Instructions for the task: Every line below is to be copied exactly, with the pictures left out.

Stored records:
# # # # #

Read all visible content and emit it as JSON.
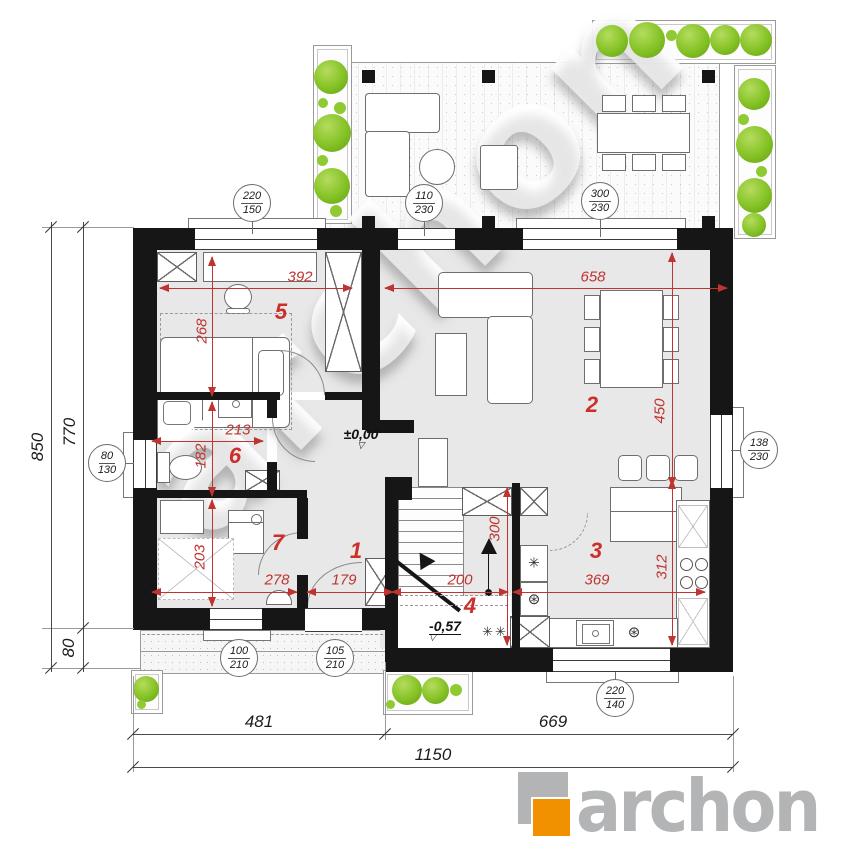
{
  "colors": {
    "wall": "#161616",
    "room_fill": "#e8e8e8",
    "dim_red": "#bf3430",
    "plant_green": "#84c225",
    "logo_gray": "#b2b4b5",
    "logo_orange": "#f29100"
  },
  "watermark": {
    "text": "archon"
  },
  "logo": {
    "brand": "archon"
  },
  "rooms": {
    "r1": "1",
    "r2": "2",
    "r3": "3",
    "r4": "4",
    "r5": "5",
    "r6": "6",
    "r7": "7"
  },
  "dims": {
    "d392": "392",
    "d658": "658",
    "d268": "268",
    "d213": "213",
    "d182": "182",
    "d203": "203",
    "d278": "278",
    "d179": "179",
    "d200": "200",
    "d369": "369",
    "d450": "450",
    "d312": "312",
    "d300": "300"
  },
  "ext": {
    "total_v": "850",
    "house_v": "770",
    "porch_v": "80",
    "bottom_left": "481",
    "bottom_right": "669",
    "total_h": "1150"
  },
  "levels": {
    "main": "±0,00",
    "entry": "-0,57"
  },
  "openings": {
    "bedroom_window": {
      "w": "220",
      "h": "150"
    },
    "terrace_door": {
      "w": "110",
      "h": "230"
    },
    "living_window": {
      "w": "300",
      "h": "230"
    },
    "bath_window": {
      "w": "80",
      "h": "130"
    },
    "utility_window": {
      "w": "100",
      "h": "210"
    },
    "entry_door": {
      "w": "105",
      "h": "210"
    },
    "dining_window": {
      "w": "138",
      "h": "230"
    },
    "kitchen_window": {
      "w": "220",
      "h": "140"
    }
  },
  "symbols": {
    "star": "✳",
    "double_star": "✳✳",
    "appliance": "⊛",
    "dishwasher": "⊛"
  }
}
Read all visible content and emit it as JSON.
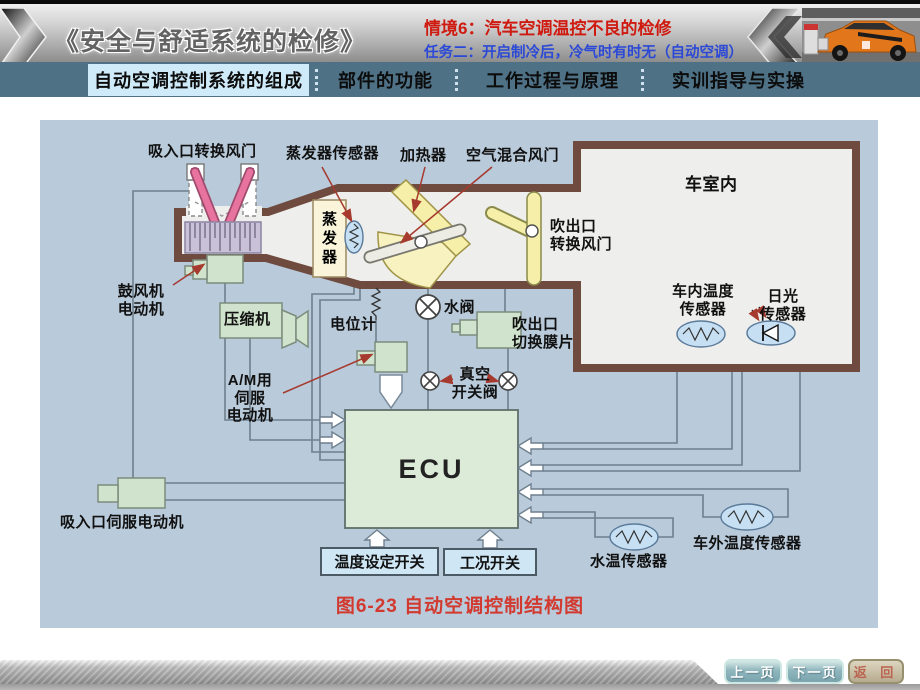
{
  "header": {
    "title": "《安全与舒适系统的检修》",
    "situation": "情境6：汽车空调温控不良的检修",
    "task": "任务二：开启制冷后，冷气时有时无（自动空调）"
  },
  "tabs": [
    {
      "label": "自动空调控制系统的组成",
      "active": true
    },
    {
      "label": "部件的功能",
      "active": false
    },
    {
      "label": "工作过程与原理",
      "active": false
    },
    {
      "label": "实训指导与实操",
      "active": false
    }
  ],
  "diagram": {
    "labels": {
      "intake_damper": "吸入口转换风门",
      "evaporator_sensor": "蒸发器传感器",
      "heater": "加热器",
      "air_mix_damper": "空气混合风门",
      "cabin": "车室内",
      "blower_motor": "鼓风机\n电动机",
      "compressor": "压缩机",
      "potentiometer": "电位计",
      "evaporator": "蒸\n发\n器",
      "am_servo": "A/M用\n伺服\n电动机",
      "water_valve": "水阀",
      "vacuum_valve": "真空\n开关阀",
      "outlet_diaphragm": "吹出口\n切换膜片",
      "outlet_damper": "吹出口\n转换风门",
      "cabin_temp_sensor": "车内温度\n传感器",
      "sun_sensor": "日光\n传感器",
      "ecu": "ECU",
      "intake_servo": "吸入口伺服电动机",
      "temp_set_switch": "温度设定开关",
      "mode_switch": "工况开关",
      "water_temp_sensor": "水温传感器",
      "outside_temp_sensor": "车外温度传感器"
    },
    "caption": "图6-23 自动空调控制结构图"
  },
  "footer": {
    "prev": "上一页",
    "next": "下一页",
    "back": "返 回"
  },
  "colors": {
    "tabbar_bg": "#4e7186",
    "active_tab_bg": "#cfeaf8",
    "diagram_bg": "#b9cada",
    "duct_wall": "#6f4a3e",
    "ecu_fill": "#dcead8",
    "green_box": "#d0e3cc",
    "sensor_blue": "#c6dff2",
    "heater_yellow": "#f5efa9",
    "damper_pink": "#e8739f",
    "caption_red": "#d23a30",
    "situation_red": "#cf1a10",
    "task_blue": "#2b49d6"
  }
}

# # # # #

Exercise answer:
Read all visible content and emit it as JSON.
{
  "colors": {
    "wall": "#161616",
    "room_fill": "#e8e8e8",
    "dim_red": "#bf3430",
    "plant_green": "#84c225",
    "logo_gray": "#b2b4b5",
    "logo_orange": "#f29100"
  },
  "watermark": {
    "text": "archon"
  },
  "logo": {
    "brand": "archon"
  },
  "rooms": {
    "r1": "1",
    "r2": "2",
    "r3": "3",
    "r4": "4",
    "r5": "5",
    "r6": "6",
    "r7": "7"
  },
  "dims": {
    "d392": "392",
    "d658": "658",
    "d268": "268",
    "d213": "213",
    "d182": "182",
    "d203": "203",
    "d278": "278",
    "d179": "179",
    "d200": "200",
    "d369": "369",
    "d450": "450",
    "d312": "312",
    "d300": "300"
  },
  "ext": {
    "total_v": "850",
    "house_v": "770",
    "porch_v": "80",
    "bottom_left": "481",
    "bottom_right": "669",
    "total_h": "1150"
  },
  "levels": {
    "main": "±0,00",
    "entry": "-0,57"
  },
  "openings": {
    "bedroom_window": {
      "w": "220",
      "h": "150"
    },
    "terrace_door": {
      "w": "110",
      "h": "230"
    },
    "living_window": {
      "w": "300",
      "h": "230"
    },
    "bath_window": {
      "w": "80",
      "h": "130"
    },
    "utility_window": {
      "w": "100",
      "h": "210"
    },
    "entry_door": {
      "w": "105",
      "h": "210"
    },
    "dining_window": {
      "w": "138",
      "h": "230"
    },
    "kitchen_window": {
      "w": "220",
      "h": "140"
    }
  },
  "symbols": {
    "star": "✳",
    "double_star": "✳✳",
    "appliance": "⊛",
    "dishwasher": "⊛"
  }
}
Read all visible content and emit it as JSON.
{
  "header": {
    "title": "《安全与舒适系统的检修》",
    "situation": "情境6：汽车空调温控不良的检修",
    "task": "任务二：开启制冷后，冷气时有时无（自动空调）"
  },
  "tabs": [
    {
      "label": "自动空调控制系统的组成",
      "active": true
    },
    {
      "label": "部件的功能",
      "active": false
    },
    {
      "label": "工作过程与原理",
      "active": false
    },
    {
      "label": "实训指导与实操",
      "active": false
    }
  ],
  "diagram": {
    "labels": {
      "intake_damper": "吸入口转换风门",
      "evaporator_sensor": "蒸发器传感器",
      "heater": "加热器",
      "air_mix_damper": "空气混合风门",
      "cabin": "车室内",
      "blower_motor": "鼓风机\n电动机",
      "compressor": "压缩机",
      "potentiometer": "电位计",
      "evaporator": "蒸\n发\n器",
      "am_servo": "A/M用\n伺服\n电动机",
      "water_valve": "水阀",
      "vacuum_valve": "真空\n开关阀",
      "outlet_diaphragm": "吹出口\n切换膜片",
      "outlet_damper": "吹出口\n转换风门",
      "cabin_temp_sensor": "车内温度\n传感器",
      "sun_sensor": "日光\n传感器",
      "ecu": "ECU",
      "intake_servo": "吸入口伺服电动机",
      "temp_set_switch": "温度设定开关",
      "mode_switch": "工况开关",
      "water_temp_sensor": "水温传感器",
      "outside_temp_sensor": "车外温度传感器"
    },
    "caption": "图6-23 自动空调控制结构图"
  },
  "footer": {
    "prev": "上一页",
    "next": "下一页",
    "back": "返 回"
  },
  "colors": {
    "tabbar_bg": "#4e7186",
    "active_tab_bg": "#cfeaf8",
    "diagram_bg": "#b9cada",
    "duct_wall": "#6f4a3e",
    "ecu_fill": "#dcead8",
    "green_box": "#d0e3cc",
    "sensor_blue": "#c6dff2",
    "heater_yellow": "#f5efa9",
    "damper_pink": "#e8739f",
    "caption_red": "#d23a30",
    "situation_red": "#cf1a10",
    "task_blue": "#2b49d6"
  }
}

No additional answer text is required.